> _Exercise details_: Your task is to transcribe all of the records exactly and leave out the pictures.

> _Provided records_:
■ ■ ■
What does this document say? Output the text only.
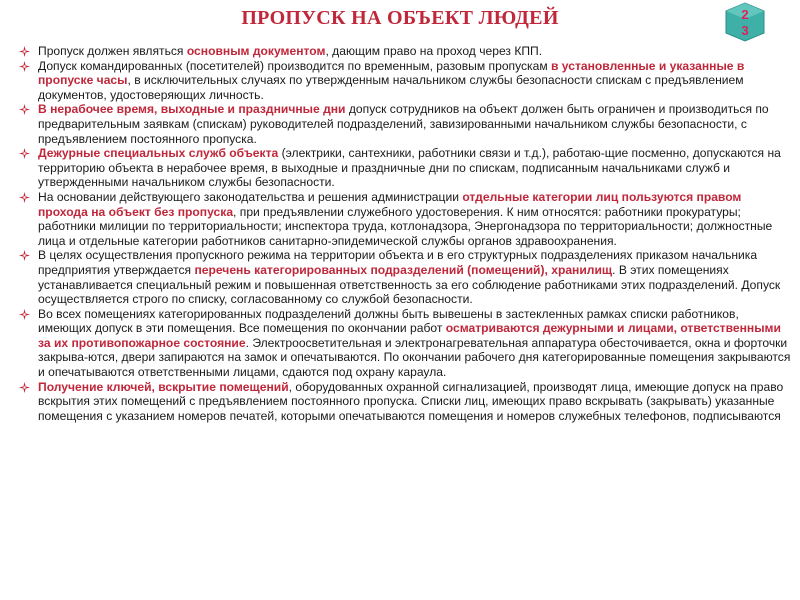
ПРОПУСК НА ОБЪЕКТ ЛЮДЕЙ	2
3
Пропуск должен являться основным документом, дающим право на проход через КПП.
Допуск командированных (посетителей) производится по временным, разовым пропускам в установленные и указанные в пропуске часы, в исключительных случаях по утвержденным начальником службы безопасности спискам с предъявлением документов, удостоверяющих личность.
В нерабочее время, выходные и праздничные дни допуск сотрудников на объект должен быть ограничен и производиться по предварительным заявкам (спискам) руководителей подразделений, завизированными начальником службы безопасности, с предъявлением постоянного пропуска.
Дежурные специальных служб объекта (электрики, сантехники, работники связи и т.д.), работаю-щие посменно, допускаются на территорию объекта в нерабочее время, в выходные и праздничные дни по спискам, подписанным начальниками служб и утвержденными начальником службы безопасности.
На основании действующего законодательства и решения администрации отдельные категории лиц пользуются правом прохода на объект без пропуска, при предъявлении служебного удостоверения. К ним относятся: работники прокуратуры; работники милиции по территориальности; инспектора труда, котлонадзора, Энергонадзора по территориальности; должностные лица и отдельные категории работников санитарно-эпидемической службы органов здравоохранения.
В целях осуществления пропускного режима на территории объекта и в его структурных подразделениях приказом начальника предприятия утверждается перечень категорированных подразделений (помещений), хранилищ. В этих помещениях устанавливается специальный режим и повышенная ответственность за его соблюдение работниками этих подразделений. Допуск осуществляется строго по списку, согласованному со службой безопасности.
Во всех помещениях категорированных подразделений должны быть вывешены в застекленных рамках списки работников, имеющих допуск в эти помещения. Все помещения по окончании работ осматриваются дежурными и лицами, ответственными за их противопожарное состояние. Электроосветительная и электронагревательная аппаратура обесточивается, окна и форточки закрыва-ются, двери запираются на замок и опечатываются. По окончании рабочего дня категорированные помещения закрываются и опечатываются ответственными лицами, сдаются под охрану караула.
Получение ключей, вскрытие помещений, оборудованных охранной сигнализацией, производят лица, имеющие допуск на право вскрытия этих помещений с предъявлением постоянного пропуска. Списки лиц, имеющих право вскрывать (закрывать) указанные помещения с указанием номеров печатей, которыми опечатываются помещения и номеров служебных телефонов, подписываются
■ ■ ■
> _Response to this exercise_:
What does this document say? Output the text only.
ПРОПУСК НА ОБЪЕКТ ЛЮДЕЙ	2
3
Пропуск должен являться основным документом, дающим право на проход через КПП.
Допуск командированных (посетителей) производится по временным, разовым пропускам в установленные и указанные в пропуске часы, в исключительных случаях по утвержденным начальником службы безопасности спискам с предъявлением документов, удостоверяющих личность.
В нерабочее время, выходные и праздничные дни допуск сотрудников на объект должен быть ограничен и производиться по предварительным заявкам (спискам) руководителей подразделений, завизированными начальником службы безопасности, с предъявлением постоянного пропуска.
Дежурные специальных служб объекта (электрики, сантехники, работники связи и т.д.), работаю-щие посменно, допускаются на территорию объекта в нерабочее время, в выходные и праздничные дни по спискам, подписанным начальниками служб и утвержденными начальником службы безопасности.
На основании действующего законодательства и решения администрации отдельные категории лиц пользуются правом прохода на объект без пропуска, при предъявлении служебного удостоверения. К ним относятся: работники прокуратуры; работники милиции по территориальности; инспектора труда, котлонадзора, Энергонадзора по территориальности; должностные лица и отдельные категории работников санитарно-эпидемической службы органов здравоохранения.
В целях осуществления пропускного режима на территории объекта и в его структурных подразделениях приказом начальника предприятия утверждается перечень категорированных подразделений (помещений), хранилищ. В этих помещениях устанавливается специальный режим и повышенная ответственность за его соблюдение работниками этих подразделений. Допуск осуществляется строго по списку, согласованному со службой безопасности.
Во всех помещениях категорированных подразделений должны быть вывешены в застекленных рамках списки работников, имеющих допуск в эти помещения. Все помещения по окончании работ осматриваются дежурными и лицами, ответственными за их противопожарное состояние. Электроосветительная и электронагревательная аппаратура обесточивается, окна и форточки закрыва-ются, двери запираются на замок и опечатываются. По окончании рабочего дня категорированные помещения закрываются и опечатываются ответственными лицами, сдаются под охрану караула.
Получение ключей, вскрытие помещений, оборудованных охранной сигнализацией, производят лица, имеющие допуск на право вскрытия этих помещений с предъявлением постоянного пропуска. Списки лиц, имеющих право вскрывать (закрывать) указанные помещения с указанием номеров печатей, которыми опечатываются помещения и номеров служебных телефонов, подписываются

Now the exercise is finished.